* START *

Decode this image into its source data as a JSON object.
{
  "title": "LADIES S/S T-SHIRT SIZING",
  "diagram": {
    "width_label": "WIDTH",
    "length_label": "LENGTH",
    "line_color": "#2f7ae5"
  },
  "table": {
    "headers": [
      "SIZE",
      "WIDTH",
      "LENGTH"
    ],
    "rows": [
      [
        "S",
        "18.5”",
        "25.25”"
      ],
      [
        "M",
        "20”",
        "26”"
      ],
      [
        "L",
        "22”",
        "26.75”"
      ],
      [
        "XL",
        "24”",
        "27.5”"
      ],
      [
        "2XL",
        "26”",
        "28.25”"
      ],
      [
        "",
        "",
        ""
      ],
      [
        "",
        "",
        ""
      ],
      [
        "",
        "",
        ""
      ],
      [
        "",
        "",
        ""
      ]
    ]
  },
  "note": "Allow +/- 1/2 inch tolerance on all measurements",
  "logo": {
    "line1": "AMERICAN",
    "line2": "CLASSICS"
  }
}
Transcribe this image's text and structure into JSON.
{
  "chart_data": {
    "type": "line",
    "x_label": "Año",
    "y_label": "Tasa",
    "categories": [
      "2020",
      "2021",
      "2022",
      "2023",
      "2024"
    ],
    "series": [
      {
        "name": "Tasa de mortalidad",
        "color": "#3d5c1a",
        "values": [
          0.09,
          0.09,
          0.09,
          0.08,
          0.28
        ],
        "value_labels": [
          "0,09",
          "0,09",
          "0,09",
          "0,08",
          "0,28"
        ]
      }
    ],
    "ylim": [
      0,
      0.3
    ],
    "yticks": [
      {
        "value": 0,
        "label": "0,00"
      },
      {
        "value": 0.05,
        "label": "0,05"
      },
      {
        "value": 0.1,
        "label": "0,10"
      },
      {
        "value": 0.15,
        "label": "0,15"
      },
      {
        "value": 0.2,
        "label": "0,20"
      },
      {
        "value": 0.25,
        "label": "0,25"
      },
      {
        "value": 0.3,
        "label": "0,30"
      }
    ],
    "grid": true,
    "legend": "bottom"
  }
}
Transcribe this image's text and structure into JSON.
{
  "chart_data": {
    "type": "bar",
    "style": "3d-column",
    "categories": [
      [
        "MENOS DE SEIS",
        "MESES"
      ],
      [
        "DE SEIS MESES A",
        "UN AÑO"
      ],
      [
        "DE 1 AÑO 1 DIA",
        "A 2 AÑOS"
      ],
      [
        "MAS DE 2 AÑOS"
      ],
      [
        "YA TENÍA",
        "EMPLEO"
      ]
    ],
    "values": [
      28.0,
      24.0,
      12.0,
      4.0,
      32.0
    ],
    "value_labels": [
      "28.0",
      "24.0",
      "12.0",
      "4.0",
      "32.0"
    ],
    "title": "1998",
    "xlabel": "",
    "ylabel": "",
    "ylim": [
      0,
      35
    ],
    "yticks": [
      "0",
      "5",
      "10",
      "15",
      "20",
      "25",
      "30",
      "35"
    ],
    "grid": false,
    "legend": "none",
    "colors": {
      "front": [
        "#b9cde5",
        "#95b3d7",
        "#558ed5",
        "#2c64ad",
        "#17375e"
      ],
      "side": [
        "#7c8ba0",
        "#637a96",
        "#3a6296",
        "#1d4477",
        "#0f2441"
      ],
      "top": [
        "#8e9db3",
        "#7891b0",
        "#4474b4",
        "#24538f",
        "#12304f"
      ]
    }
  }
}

* END *

* Given instruction:
Please repeat the listing above in full and exactly.

* Output:
Decode this image into its source data as a JSON object.
{
  "title": "LADIES S/S T-SHIRT SIZING",
  "diagram": {
    "width_label": "WIDTH",
    "length_label": "LENGTH",
    "line_color": "#2f7ae5"
  },
  "table": {
    "headers": [
      "SIZE",
      "WIDTH",
      "LENGTH"
    ],
    "rows": [
      [
        "S",
        "18.5”",
        "25.25”"
      ],
      [
        "M",
        "20”",
        "26”"
      ],
      [
        "L",
        "22”",
        "26.75”"
      ],
      [
        "XL",
        "24”",
        "27.5”"
      ],
      [
        "2XL",
        "26”",
        "28.25”"
      ],
      [
        "",
        "",
        ""
      ],
      [
        "",
        "",
        ""
      ],
      [
        "",
        "",
        ""
      ],
      [
        "",
        "",
        ""
      ]
    ]
  },
  "note": "Allow +/- 1/2 inch tolerance on all measurements",
  "logo": {
    "line1": "AMERICAN",
    "line2": "CLASSICS"
  }
}
Transcribe this image's text and structure into JSON.
{
  "chart_data": {
    "type": "line",
    "x_label": "Año",
    "y_label": "Tasa",
    "categories": [
      "2020",
      "2021",
      "2022",
      "2023",
      "2024"
    ],
    "series": [
      {
        "name": "Tasa de mortalidad",
        "color": "#3d5c1a",
        "values": [
          0.09,
          0.09,
          0.09,
          0.08,
          0.28
        ],
        "value_labels": [
          "0,09",
          "0,09",
          "0,09",
          "0,08",
          "0,28"
        ]
      }
    ],
    "ylim": [
      0,
      0.3
    ],
    "yticks": [
      {
        "value": 0,
        "label": "0,00"
      },
      {
        "value": 0.05,
        "label": "0,05"
      },
      {
        "value": 0.1,
        "label": "0,10"
      },
      {
        "value": 0.15,
        "label": "0,15"
      },
      {
        "value": 0.2,
        "label": "0,20"
      },
      {
        "value": 0.25,
        "label": "0,25"
      },
      {
        "value": 0.3,
        "label": "0,30"
      }
    ],
    "grid": true,
    "legend": "bottom"
  }
}
Transcribe this image's text and structure into JSON.
{
  "chart_data": {
    "type": "bar",
    "style": "3d-column",
    "categories": [
      [
        "MENOS DE SEIS",
        "MESES"
      ],
      [
        "DE SEIS MESES A",
        "UN AÑO"
      ],
      [
        "DE 1 AÑO 1 DIA",
        "A 2 AÑOS"
      ],
      [
        "MAS DE 2 AÑOS"
      ],
      [
        "YA TENÍA",
        "EMPLEO"
      ]
    ],
    "values": [
      28.0,
      24.0,
      12.0,
      4.0,
      32.0
    ],
    "value_labels": [
      "28.0",
      "24.0",
      "12.0",
      "4.0",
      "32.0"
    ],
    "title": "1998",
    "xlabel": "",
    "ylabel": "",
    "ylim": [
      0,
      35
    ],
    "yticks": [
      "0",
      "5",
      "10",
      "15",
      "20",
      "25",
      "30",
      "35"
    ],
    "grid": false,
    "legend": "none",
    "colors": {
      "front": [
        "#b9cde5",
        "#95b3d7",
        "#558ed5",
        "#2c64ad",
        "#17375e"
      ],
      "side": [
        "#7c8ba0",
        "#637a96",
        "#3a6296",
        "#1d4477",
        "#0f2441"
      ],
      "top": [
        "#8e9db3",
        "#7891b0",
        "#4474b4",
        "#24538f",
        "#12304f"
      ]
    }
  }
}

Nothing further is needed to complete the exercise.